>> Start Data provided
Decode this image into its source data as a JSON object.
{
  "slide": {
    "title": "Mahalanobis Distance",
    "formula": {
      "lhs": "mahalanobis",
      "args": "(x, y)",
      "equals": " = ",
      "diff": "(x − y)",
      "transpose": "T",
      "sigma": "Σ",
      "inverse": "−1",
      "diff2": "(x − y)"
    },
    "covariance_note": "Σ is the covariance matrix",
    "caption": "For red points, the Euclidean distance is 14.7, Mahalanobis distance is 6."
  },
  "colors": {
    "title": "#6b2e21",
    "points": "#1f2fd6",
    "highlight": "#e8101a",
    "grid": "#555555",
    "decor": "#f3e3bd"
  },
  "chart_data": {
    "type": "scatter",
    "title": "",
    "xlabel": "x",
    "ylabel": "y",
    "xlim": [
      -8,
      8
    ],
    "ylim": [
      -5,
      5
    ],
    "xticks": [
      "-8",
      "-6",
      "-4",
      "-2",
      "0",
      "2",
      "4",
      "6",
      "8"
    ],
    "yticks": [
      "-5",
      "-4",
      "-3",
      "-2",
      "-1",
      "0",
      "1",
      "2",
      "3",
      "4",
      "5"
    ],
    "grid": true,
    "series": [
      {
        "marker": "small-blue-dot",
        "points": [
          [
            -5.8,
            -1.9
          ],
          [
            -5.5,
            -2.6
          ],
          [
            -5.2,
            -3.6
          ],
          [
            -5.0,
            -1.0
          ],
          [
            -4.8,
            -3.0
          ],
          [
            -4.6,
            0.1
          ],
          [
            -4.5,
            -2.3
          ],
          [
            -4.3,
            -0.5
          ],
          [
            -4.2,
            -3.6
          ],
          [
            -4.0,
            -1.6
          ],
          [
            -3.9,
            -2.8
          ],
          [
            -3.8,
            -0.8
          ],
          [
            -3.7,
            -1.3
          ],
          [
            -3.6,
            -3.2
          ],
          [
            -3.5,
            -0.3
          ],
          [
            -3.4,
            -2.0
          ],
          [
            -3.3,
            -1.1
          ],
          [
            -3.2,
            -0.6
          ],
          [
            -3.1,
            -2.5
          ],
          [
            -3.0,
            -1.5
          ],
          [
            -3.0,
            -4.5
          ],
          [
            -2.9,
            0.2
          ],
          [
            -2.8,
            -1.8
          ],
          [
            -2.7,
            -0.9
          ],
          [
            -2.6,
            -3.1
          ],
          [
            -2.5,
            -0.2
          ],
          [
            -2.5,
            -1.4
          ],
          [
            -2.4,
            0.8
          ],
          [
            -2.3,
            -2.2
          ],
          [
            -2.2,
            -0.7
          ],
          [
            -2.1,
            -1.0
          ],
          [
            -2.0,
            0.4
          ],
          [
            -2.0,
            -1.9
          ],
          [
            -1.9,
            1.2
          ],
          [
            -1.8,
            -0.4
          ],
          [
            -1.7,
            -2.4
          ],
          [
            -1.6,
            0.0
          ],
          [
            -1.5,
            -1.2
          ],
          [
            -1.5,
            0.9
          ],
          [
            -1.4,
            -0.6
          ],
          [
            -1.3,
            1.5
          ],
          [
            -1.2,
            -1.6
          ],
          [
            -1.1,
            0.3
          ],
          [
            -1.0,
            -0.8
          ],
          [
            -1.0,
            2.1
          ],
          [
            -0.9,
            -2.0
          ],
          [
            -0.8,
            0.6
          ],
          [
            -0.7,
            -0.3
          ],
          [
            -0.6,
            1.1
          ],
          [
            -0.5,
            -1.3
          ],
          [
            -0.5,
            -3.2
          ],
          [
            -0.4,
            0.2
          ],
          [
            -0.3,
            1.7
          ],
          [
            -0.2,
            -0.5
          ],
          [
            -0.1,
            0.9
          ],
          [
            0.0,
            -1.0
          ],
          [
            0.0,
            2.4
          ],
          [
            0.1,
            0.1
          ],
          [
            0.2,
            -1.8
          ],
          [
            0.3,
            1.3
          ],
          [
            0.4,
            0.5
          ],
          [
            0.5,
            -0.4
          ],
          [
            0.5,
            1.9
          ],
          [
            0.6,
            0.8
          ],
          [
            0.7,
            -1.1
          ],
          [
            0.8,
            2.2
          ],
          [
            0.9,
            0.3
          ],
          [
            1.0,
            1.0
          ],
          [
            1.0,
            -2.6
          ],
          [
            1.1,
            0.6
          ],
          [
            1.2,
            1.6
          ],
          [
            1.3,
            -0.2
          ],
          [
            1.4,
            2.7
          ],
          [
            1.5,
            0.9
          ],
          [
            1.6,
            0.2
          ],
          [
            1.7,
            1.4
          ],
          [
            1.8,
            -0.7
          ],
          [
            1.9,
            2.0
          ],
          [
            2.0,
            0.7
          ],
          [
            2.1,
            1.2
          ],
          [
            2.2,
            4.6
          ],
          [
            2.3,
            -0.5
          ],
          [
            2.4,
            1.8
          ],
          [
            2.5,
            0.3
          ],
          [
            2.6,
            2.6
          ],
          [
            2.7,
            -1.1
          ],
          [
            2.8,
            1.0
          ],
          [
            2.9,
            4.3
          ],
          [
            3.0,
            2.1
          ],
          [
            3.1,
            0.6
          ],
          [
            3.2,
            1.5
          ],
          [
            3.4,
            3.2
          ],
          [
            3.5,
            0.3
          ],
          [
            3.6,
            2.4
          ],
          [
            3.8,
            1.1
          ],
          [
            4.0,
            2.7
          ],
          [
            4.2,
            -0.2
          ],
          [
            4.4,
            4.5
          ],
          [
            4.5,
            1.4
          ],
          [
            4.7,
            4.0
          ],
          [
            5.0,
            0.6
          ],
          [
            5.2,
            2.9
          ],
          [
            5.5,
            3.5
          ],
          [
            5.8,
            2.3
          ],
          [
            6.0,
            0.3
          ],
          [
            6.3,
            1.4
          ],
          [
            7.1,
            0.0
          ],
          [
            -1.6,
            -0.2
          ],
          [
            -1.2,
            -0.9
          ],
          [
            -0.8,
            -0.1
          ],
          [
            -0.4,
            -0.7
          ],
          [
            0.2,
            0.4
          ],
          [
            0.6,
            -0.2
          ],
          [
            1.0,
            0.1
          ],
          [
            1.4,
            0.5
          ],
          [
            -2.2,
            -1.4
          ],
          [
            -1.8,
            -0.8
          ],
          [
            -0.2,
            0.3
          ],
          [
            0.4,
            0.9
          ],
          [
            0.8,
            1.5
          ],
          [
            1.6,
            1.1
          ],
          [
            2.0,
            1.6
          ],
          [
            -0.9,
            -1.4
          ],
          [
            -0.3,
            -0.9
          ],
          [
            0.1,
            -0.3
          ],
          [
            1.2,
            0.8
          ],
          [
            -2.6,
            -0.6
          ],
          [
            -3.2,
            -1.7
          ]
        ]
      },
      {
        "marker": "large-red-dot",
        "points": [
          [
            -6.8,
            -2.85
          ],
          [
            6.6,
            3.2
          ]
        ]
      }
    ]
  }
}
>> End Data provided
## Requirements
Extract all of the data above and output it character for character.

## Worked answer
Decode this image into its source data as a JSON object.
{
  "slide": {
    "title": "Mahalanobis Distance",
    "formula": {
      "lhs": "mahalanobis",
      "args": "(x, y)",
      "equals": " = ",
      "diff": "(x − y)",
      "transpose": "T",
      "sigma": "Σ",
      "inverse": "−1",
      "diff2": "(x − y)"
    },
    "covariance_note": "Σ is the covariance matrix",
    "caption": "For red points, the Euclidean distance is 14.7, Mahalanobis distance is 6."
  },
  "colors": {
    "title": "#6b2e21",
    "points": "#1f2fd6",
    "highlight": "#e8101a",
    "grid": "#555555",
    "decor": "#f3e3bd"
  },
  "chart_data": {
    "type": "scatter",
    "title": "",
    "xlabel": "x",
    "ylabel": "y",
    "xlim": [
      -8,
      8
    ],
    "ylim": [
      -5,
      5
    ],
    "xticks": [
      "-8",
      "-6",
      "-4",
      "-2",
      "0",
      "2",
      "4",
      "6",
      "8"
    ],
    "yticks": [
      "-5",
      "-4",
      "-3",
      "-2",
      "-1",
      "0",
      "1",
      "2",
      "3",
      "4",
      "5"
    ],
    "grid": true,
    "series": [
      {
        "marker": "small-blue-dot",
        "points": [
          [
            -5.8,
            -1.9
          ],
          [
            -5.5,
            -2.6
          ],
          [
            -5.2,
            -3.6
          ],
          [
            -5.0,
            -1.0
          ],
          [
            -4.8,
            -3.0
          ],
          [
            -4.6,
            0.1
          ],
          [
            -4.5,
            -2.3
          ],
          [
            -4.3,
            -0.5
          ],
          [
            -4.2,
            -3.6
          ],
          [
            -4.0,
            -1.6
          ],
          [
            -3.9,
            -2.8
          ],
          [
            -3.8,
            -0.8
          ],
          [
            -3.7,
            -1.3
          ],
          [
            -3.6,
            -3.2
          ],
          [
            -3.5,
            -0.3
          ],
          [
            -3.4,
            -2.0
          ],
          [
            -3.3,
            -1.1
          ],
          [
            -3.2,
            -0.6
          ],
          [
            -3.1,
            -2.5
          ],
          [
            -3.0,
            -1.5
          ],
          [
            -3.0,
            -4.5
          ],
          [
            -2.9,
            0.2
          ],
          [
            -2.8,
            -1.8
          ],
          [
            -2.7,
            -0.9
          ],
          [
            -2.6,
            -3.1
          ],
          [
            -2.5,
            -0.2
          ],
          [
            -2.5,
            -1.4
          ],
          [
            -2.4,
            0.8
          ],
          [
            -2.3,
            -2.2
          ],
          [
            -2.2,
            -0.7
          ],
          [
            -2.1,
            -1.0
          ],
          [
            -2.0,
            0.4
          ],
          [
            -2.0,
            -1.9
          ],
          [
            -1.9,
            1.2
          ],
          [
            -1.8,
            -0.4
          ],
          [
            -1.7,
            -2.4
          ],
          [
            -1.6,
            0.0
          ],
          [
            -1.5,
            -1.2
          ],
          [
            -1.5,
            0.9
          ],
          [
            -1.4,
            -0.6
          ],
          [
            -1.3,
            1.5
          ],
          [
            -1.2,
            -1.6
          ],
          [
            -1.1,
            0.3
          ],
          [
            -1.0,
            -0.8
          ],
          [
            -1.0,
            2.1
          ],
          [
            -0.9,
            -2.0
          ],
          [
            -0.8,
            0.6
          ],
          [
            -0.7,
            -0.3
          ],
          [
            -0.6,
            1.1
          ],
          [
            -0.5,
            -1.3
          ],
          [
            -0.5,
            -3.2
          ],
          [
            -0.4,
            0.2
          ],
          [
            -0.3,
            1.7
          ],
          [
            -0.2,
            -0.5
          ],
          [
            -0.1,
            0.9
          ],
          [
            0.0,
            -1.0
          ],
          [
            0.0,
            2.4
          ],
          [
            0.1,
            0.1
          ],
          [
            0.2,
            -1.8
          ],
          [
            0.3,
            1.3
          ],
          [
            0.4,
            0.5
          ],
          [
            0.5,
            -0.4
          ],
          [
            0.5,
            1.9
          ],
          [
            0.6,
            0.8
          ],
          [
            0.7,
            -1.1
          ],
          [
            0.8,
            2.2
          ],
          [
            0.9,
            0.3
          ],
          [
            1.0,
            1.0
          ],
          [
            1.0,
            -2.6
          ],
          [
            1.1,
            0.6
          ],
          [
            1.2,
            1.6
          ],
          [
            1.3,
            -0.2
          ],
          [
            1.4,
            2.7
          ],
          [
            1.5,
            0.9
          ],
          [
            1.6,
            0.2
          ],
          [
            1.7,
            1.4
          ],
          [
            1.8,
            -0.7
          ],
          [
            1.9,
            2.0
          ],
          [
            2.0,
            0.7
          ],
          [
            2.1,
            1.2
          ],
          [
            2.2,
            4.6
          ],
          [
            2.3,
            -0.5
          ],
          [
            2.4,
            1.8
          ],
          [
            2.5,
            0.3
          ],
          [
            2.6,
            2.6
          ],
          [
            2.7,
            -1.1
          ],
          [
            2.8,
            1.0
          ],
          [
            2.9,
            4.3
          ],
          [
            3.0,
            2.1
          ],
          [
            3.1,
            0.6
          ],
          [
            3.2,
            1.5
          ],
          [
            3.4,
            3.2
          ],
          [
            3.5,
            0.3
          ],
          [
            3.6,
            2.4
          ],
          [
            3.8,
            1.1
          ],
          [
            4.0,
            2.7
          ],
          [
            4.2,
            -0.2
          ],
          [
            4.4,
            4.5
          ],
          [
            4.5,
            1.4
          ],
          [
            4.7,
            4.0
          ],
          [
            5.0,
            0.6
          ],
          [
            5.2,
            2.9
          ],
          [
            5.5,
            3.5
          ],
          [
            5.8,
            2.3
          ],
          [
            6.0,
            0.3
          ],
          [
            6.3,
            1.4
          ],
          [
            7.1,
            0.0
          ],
          [
            -1.6,
            -0.2
          ],
          [
            -1.2,
            -0.9
          ],
          [
            -0.8,
            -0.1
          ],
          [
            -0.4,
            -0.7
          ],
          [
            0.2,
            0.4
          ],
          [
            0.6,
            -0.2
          ],
          [
            1.0,
            0.1
          ],
          [
            1.4,
            0.5
          ],
          [
            -2.2,
            -1.4
          ],
          [
            -1.8,
            -0.8
          ],
          [
            -0.2,
            0.3
          ],
          [
            0.4,
            0.9
          ],
          [
            0.8,
            1.5
          ],
          [
            1.6,
            1.1
          ],
          [
            2.0,
            1.6
          ],
          [
            -0.9,
            -1.4
          ],
          [
            -0.3,
            -0.9
          ],
          [
            0.1,
            -0.3
          ],
          [
            1.2,
            0.8
          ],
          [
            -2.6,
            -0.6
          ],
          [
            -3.2,
            -1.7
          ]
        ]
      },
      {
        "marker": "large-red-dot",
        "points": [
          [
            -6.8,
            -2.85
          ],
          [
            6.6,
            3.2
          ]
        ]
      }
    ]
  }
}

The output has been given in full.